• EXTRACT PROVIDED:
'''

Versit
- Website: versit.com at the Wayback Machine (archived 1997-10-12)

= Versit =

Versit was a standardization initiative by Apple Computer, AT&T, IBM and Siemens in the early 1990s in order to create Personal Data Interchange (PDI) technology, open specifications for exchanging personal data over the Internet, wired and wireless connectivity and Computer Telephony Integration (CTI). The Consortium started a number of projects to deliver open specifications aimed at creating industry standards.

==Computer telephony integration==

One of the most ambitious projects of the Consortium was the Versit CTI Encyclopedia (VCTIE), a 3,000 page, 6 volume set of specifications defining how computer and telephony systems are to interact and become interoperable. The Encyclopedia was built on existing technologies and specifications such as ECMA's call control specifications, TSAPI and industry expertise of the core technical team. The volumes are:

- Volume 1, Concepts & Terminology
- Volume 2, Configurations & Landscape
- Volume 3, Telephony Feature Set
- Volume 4, Call Flow Scenarios
- Volume 5, CTI Protocols
- Volume 6, Versit TSAPI

Appendices include:

- Versit TSAPI header file
- Protocol 1 ASN.1 description
- Protocol 2 ASN.1 description
- Versit Server Mapper Interface header file
- Versit TSDI header file

The core Versit CTI Encyclopedia technical team was composed of David H. Anderson and Marcus W. Fath from IBM, Frédéric Artru and Michael Bayer from Apple Computer, James L. Knight and Steven Rummel from AT&T (then Lucent Technologies), Tom Miller from Siemens, and consultants Ellen Feaheny and Charles Hudson. Upon completion, the Versit CTI Encyclopedia was transferred to the ECTF and has been adopted in the form of ECTF C.001. This model represents the basis for the ECTF's call control efforts.

'''

• DATASET RECORDS:
'''

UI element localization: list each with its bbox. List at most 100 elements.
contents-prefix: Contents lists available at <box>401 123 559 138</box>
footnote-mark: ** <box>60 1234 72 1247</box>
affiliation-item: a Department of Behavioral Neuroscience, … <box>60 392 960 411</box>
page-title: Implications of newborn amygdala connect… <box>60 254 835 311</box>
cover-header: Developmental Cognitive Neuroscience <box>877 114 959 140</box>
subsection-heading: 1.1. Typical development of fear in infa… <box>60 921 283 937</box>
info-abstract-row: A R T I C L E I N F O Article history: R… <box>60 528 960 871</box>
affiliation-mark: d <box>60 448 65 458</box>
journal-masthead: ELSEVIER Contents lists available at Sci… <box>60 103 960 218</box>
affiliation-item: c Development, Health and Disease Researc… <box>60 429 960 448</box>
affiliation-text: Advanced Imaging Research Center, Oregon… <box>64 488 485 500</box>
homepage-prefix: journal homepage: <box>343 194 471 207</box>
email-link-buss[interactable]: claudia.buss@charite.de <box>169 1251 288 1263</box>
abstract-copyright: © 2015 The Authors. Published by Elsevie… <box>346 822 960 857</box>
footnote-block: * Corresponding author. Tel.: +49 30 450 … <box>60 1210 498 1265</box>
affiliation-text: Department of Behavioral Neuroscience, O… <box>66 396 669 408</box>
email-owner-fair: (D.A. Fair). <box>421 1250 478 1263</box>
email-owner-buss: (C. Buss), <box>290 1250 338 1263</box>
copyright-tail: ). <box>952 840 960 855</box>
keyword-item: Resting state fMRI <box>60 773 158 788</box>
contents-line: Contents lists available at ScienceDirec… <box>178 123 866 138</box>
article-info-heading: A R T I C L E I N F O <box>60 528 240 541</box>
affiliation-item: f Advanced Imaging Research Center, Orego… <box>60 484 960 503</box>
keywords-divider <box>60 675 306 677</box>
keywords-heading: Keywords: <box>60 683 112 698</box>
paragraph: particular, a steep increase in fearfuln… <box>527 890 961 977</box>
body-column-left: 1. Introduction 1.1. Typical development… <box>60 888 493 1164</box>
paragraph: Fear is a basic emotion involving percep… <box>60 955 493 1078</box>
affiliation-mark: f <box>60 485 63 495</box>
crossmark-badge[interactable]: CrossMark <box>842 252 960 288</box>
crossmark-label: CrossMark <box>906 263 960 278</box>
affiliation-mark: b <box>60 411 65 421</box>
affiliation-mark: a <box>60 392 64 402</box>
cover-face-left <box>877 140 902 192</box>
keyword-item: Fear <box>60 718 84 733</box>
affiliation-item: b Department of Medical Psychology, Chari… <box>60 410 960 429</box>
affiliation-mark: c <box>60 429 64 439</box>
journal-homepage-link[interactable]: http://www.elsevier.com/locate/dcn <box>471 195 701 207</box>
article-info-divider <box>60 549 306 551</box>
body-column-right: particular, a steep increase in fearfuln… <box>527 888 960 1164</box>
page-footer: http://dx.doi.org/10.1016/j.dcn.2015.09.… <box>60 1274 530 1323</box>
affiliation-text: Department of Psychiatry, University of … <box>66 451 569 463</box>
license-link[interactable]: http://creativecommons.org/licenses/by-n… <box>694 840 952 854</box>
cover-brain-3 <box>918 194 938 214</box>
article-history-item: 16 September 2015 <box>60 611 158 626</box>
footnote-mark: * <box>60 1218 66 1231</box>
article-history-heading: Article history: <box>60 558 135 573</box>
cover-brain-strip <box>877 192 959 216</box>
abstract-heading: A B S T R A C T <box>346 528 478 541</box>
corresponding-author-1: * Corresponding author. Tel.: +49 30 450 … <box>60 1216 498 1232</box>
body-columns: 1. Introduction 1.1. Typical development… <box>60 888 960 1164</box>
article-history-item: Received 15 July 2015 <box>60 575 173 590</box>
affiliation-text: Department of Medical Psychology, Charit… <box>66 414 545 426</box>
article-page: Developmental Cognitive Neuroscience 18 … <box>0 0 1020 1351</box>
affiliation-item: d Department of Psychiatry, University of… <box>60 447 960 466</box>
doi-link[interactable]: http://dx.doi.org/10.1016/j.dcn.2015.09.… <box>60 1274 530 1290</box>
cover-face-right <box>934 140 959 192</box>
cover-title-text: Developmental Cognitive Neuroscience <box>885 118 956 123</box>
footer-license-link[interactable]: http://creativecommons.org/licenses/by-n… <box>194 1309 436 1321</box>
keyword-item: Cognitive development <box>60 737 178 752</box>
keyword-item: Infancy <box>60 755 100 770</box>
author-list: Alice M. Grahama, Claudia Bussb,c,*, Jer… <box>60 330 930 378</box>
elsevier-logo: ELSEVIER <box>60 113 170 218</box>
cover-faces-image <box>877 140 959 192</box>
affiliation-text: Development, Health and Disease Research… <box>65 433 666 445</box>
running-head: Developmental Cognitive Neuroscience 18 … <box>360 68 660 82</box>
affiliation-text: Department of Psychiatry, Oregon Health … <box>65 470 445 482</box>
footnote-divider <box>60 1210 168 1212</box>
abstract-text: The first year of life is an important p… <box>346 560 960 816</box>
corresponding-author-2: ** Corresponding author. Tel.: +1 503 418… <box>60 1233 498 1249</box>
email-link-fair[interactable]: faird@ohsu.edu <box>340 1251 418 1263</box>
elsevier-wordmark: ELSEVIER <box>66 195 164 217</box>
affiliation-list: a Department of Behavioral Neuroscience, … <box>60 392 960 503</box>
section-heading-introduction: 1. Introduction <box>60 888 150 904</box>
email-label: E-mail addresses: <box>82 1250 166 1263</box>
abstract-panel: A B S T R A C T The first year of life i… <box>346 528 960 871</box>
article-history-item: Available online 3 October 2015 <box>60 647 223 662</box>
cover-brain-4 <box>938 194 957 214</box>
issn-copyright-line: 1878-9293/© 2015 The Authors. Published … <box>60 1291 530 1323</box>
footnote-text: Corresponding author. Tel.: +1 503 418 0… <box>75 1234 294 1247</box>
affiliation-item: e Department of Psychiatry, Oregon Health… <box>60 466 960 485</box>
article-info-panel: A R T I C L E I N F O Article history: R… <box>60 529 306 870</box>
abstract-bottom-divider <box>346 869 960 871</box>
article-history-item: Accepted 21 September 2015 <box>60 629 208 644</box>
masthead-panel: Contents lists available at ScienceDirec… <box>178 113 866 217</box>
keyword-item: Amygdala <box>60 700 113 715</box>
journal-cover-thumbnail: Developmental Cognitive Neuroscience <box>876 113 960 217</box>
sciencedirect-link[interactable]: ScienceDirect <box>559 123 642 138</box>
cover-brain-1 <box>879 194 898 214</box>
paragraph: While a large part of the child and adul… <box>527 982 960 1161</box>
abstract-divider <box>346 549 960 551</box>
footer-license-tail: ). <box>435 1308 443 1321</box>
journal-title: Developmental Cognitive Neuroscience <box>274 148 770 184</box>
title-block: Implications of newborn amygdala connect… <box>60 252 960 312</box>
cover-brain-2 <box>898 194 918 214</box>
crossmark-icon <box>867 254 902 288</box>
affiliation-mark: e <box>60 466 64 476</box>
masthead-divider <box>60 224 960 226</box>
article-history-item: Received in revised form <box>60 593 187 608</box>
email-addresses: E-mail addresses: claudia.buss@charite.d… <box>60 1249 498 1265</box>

'''

• WORK ORDER 1:
In the Versit text, write out the passage from "Versit was a" up to and including "creating industry standards." again, substituting "public specifications" for "open specifications".
• WORK ORDER 2:
Turn the paragraph of the Versit text that begins "The core Versit CTI Encyclopedia technical team" into a short list that keeps its main facts.
• WORK ORDER 3:
Write the next part of the Versit text, going on from its last sentence.
The listing has nothing to do with what is asked here.

• EXERCISE RESULT 1:
Versit was a standardization initiative by Apple Computer, AT&T, IBM and Siemens in the early 1990s in order to create Personal Data Interchange (PDI) technology, public specifications for exchanging personal data over the Internet, wired and wireless connectivity and Computer Telephony Integration (CTI). The Consortium started a number of projects to deliver public specifications aimed at creating industry standards.

• EXERCISE RESULT 2:
- Core technical team of the Versit CTI Encyclopedia:
  - IBM: David H. Anderson, Marcus W. Fath
  - Apple Computer: Frédéric Artru, Michael Bayer
  - AT&T (then Lucent Technologies): James L. Knight, Steven Rummel
  - Siemens: Tom Miller
  - Consultants: Ellen Feaheny, Charles Hudson
- After completion, the Encyclopedia went to the ECTF and was adopted as ECTF C.001.
- This model is the basis for the ECTF's call control work.

• EXERCISE RESULT 3:
Though the Versit CTI Encyclopedia ended up influencing many products, there was one full compliant implementation of the specifications that was brought to market: Odisei, a French company founded by team member Frédéric Artru developed the IntraSwitch IP-PBX. Odisei was later acquired by semiconductor company 8x8, which deployed the IntraSwitch technology as the second largest standalone U.S. VoIP service provider.

==Personal data interchange==

In 1995 and 1996, the Consortium proposed and went on to create the vCard and vCalendar technologies. vCards were intended to make it easy for many people using computers connected to the Internet to exchange contact information, while vCalendars were intended to make it easy for people to swap scheduling information.

In December 1996, all rights to these technologies were transferred to the Internet Mail Consortium, an organization founded by Paul Hoffman (VPNC), which continued to maintain the standards until 2002, when the IMC ceased its activities.

This was later extended to create technologies for VToDo, to transfer ToDo details between computing devices, and vBookmark, to transfer URLs between computing devices.